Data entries
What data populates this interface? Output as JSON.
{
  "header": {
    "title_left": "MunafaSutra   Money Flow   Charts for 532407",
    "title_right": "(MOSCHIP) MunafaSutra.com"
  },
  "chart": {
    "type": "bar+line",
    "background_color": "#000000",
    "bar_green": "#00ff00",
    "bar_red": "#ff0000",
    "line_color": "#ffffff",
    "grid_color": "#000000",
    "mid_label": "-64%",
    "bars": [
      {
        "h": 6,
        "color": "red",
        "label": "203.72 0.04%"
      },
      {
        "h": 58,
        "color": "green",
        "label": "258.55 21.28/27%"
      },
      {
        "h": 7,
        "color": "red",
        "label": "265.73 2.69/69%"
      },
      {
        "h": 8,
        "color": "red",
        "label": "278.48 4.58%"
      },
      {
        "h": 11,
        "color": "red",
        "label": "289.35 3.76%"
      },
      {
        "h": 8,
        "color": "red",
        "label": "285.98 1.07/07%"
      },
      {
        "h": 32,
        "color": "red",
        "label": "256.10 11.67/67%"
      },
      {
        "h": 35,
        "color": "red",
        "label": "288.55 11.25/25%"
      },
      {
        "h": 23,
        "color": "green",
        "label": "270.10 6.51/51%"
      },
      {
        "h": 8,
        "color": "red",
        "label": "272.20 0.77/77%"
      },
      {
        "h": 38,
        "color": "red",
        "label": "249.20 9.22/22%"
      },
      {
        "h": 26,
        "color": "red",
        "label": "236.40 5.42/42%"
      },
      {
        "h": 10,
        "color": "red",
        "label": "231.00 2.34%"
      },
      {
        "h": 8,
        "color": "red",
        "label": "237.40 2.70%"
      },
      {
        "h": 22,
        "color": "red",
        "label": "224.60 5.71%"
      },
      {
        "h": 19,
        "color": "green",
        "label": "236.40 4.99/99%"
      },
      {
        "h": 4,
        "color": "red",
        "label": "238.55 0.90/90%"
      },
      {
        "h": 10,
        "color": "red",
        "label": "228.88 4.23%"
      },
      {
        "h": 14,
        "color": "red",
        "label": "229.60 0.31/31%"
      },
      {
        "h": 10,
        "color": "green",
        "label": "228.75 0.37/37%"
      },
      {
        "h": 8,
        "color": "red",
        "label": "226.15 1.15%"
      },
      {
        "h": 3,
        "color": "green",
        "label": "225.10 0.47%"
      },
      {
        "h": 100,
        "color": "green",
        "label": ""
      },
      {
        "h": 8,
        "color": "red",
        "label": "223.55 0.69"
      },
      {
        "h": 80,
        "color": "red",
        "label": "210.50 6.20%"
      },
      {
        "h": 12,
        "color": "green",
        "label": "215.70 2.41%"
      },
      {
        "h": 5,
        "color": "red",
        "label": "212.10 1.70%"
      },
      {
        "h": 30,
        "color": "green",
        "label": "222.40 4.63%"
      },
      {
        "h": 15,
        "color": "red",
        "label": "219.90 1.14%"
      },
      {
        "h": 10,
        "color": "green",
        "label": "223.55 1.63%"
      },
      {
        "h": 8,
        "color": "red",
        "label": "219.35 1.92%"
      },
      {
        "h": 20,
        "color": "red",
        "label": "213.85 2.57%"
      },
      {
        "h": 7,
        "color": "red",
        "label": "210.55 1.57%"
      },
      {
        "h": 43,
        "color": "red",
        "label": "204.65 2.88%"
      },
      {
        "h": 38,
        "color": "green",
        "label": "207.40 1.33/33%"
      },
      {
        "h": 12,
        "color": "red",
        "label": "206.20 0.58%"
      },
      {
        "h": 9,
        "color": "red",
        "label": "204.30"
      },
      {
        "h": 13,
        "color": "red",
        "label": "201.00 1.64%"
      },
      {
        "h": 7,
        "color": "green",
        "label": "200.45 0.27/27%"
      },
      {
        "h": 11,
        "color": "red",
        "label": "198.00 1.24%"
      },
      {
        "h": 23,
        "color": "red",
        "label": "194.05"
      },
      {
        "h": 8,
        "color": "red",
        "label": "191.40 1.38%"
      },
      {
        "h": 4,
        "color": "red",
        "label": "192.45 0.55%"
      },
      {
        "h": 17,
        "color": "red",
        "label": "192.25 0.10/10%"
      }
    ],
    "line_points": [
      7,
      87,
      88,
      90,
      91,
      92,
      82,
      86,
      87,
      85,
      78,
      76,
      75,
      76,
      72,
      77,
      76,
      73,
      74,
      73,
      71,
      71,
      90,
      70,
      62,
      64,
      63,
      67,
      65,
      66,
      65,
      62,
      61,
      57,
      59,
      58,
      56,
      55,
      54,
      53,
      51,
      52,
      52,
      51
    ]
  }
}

§ **Given task**: Print the material verbatim, all of it.

§ **Answer for this exercise**:
What data populates this interface? Output as JSON.
{
  "header": {
    "title_left": "MunafaSutra   Money Flow   Charts for 532407",
    "title_right": "(MOSCHIP) MunafaSutra.com"
  },
  "chart": {
    "type": "bar+line",
    "background_color": "#000000",
    "bar_green": "#00ff00",
    "bar_red": "#ff0000",
    "line_color": "#ffffff",
    "grid_color": "#000000",
    "mid_label": "-64%",
    "bars": [
      {
        "h": 6,
        "color": "red",
        "label": "203.72 0.04%"
      },
      {
        "h": 58,
        "color": "green",
        "label": "258.55 21.28/27%"
      },
      {
        "h": 7,
        "color": "red",
        "label": "265.73 2.69/69%"
      },
      {
        "h": 8,
        "color": "red",
        "label": "278.48 4.58%"
      },
      {
        "h": 11,
        "color": "red",
        "label": "289.35 3.76%"
      },
      {
        "h": 8,
        "color": "red",
        "label": "285.98 1.07/07%"
      },
      {
        "h": 32,
        "color": "red",
        "label": "256.10 11.67/67%"
      },
      {
        "h": 35,
        "color": "red",
        "label": "288.55 11.25/25%"
      },
      {
        "h": 23,
        "color": "green",
        "label": "270.10 6.51/51%"
      },
      {
        "h": 8,
        "color": "red",
        "label": "272.20 0.77/77%"
      },
      {
        "h": 38,
        "color": "red",
        "label": "249.20 9.22/22%"
      },
      {
        "h": 26,
        "color": "red",
        "label": "236.40 5.42/42%"
      },
      {
        "h": 10,
        "color": "red",
        "label": "231.00 2.34%"
      },
      {
        "h": 8,
        "color": "red",
        "label": "237.40 2.70%"
      },
      {
        "h": 22,
        "color": "red",
        "label": "224.60 5.71%"
      },
      {
        "h": 19,
        "color": "green",
        "label": "236.40 4.99/99%"
      },
      {
        "h": 4,
        "color": "red",
        "label": "238.55 0.90/90%"
      },
      {
        "h": 10,
        "color": "red",
        "label": "228.88 4.23%"
      },
      {
        "h": 14,
        "color": "red",
        "label": "229.60 0.31/31%"
      },
      {
        "h": 10,
        "color": "green",
        "label": "228.75 0.37/37%"
      },
      {
        "h": 8,
        "color": "red",
        "label": "226.15 1.15%"
      },
      {
        "h": 3,
        "color": "green",
        "label": "225.10 0.47%"
      },
      {
        "h": 100,
        "color": "green",
        "label": ""
      },
      {
        "h": 8,
        "color": "red",
        "label": "223.55 0.69"
      },
      {
        "h": 80,
        "color": "red",
        "label": "210.50 6.20%"
      },
      {
        "h": 12,
        "color": "green",
        "label": "215.70 2.41%"
      },
      {
        "h": 5,
        "color": "red",
        "label": "212.10 1.70%"
      },
      {
        "h": 30,
        "color": "green",
        "label": "222.40 4.63%"
      },
      {
        "h": 15,
        "color": "red",
        "label": "219.90 1.14%"
      },
      {
        "h": 10,
        "color": "green",
        "label": "223.55 1.63%"
      },
      {
        "h": 8,
        "color": "red",
        "label": "219.35 1.92%"
      },
      {
        "h": 20,
        "color": "red",
        "label": "213.85 2.57%"
      },
      {
        "h": 7,
        "color": "red",
        "label": "210.55 1.57%"
      },
      {
        "h": 43,
        "color": "red",
        "label": "204.65 2.88%"
      },
      {
        "h": 38,
        "color": "green",
        "label": "207.40 1.33/33%"
      },
      {
        "h": 12,
        "color": "red",
        "label": "206.20 0.58%"
      },
      {
        "h": 9,
        "color": "red",
        "label": "204.30"
      },
      {
        "h": 13,
        "color": "red",
        "label": "201.00 1.64%"
      },
      {
        "h": 7,
        "color": "green",
        "label": "200.45 0.27/27%"
      },
      {
        "h": 11,
        "color": "red",
        "label": "198.00 1.24%"
      },
      {
        "h": 23,
        "color": "red",
        "label": "194.05"
      },
      {
        "h": 8,
        "color": "red",
        "label": "191.40 1.38%"
      },
      {
        "h": 4,
        "color": "red",
        "label": "192.45 0.55%"
      },
      {
        "h": 17,
        "color": "red",
        "label": "192.25 0.10/10%"
      }
    ],
    "line_points": [
      7,
      87,
      88,
      90,
      91,
      92,
      82,
      86,
      87,
      85,
      78,
      76,
      75,
      76,
      72,
      77,
      76,
      73,
      74,
      73,
      71,
      71,
      90,
      70,
      62,
      64,
      63,
      67,
      65,
      66,
      65,
      62,
      61,
      57,
      59,
      58,
      56,
      55,
      54,
      53,
      51,
      52,
      52,
      51
    ]
  }
}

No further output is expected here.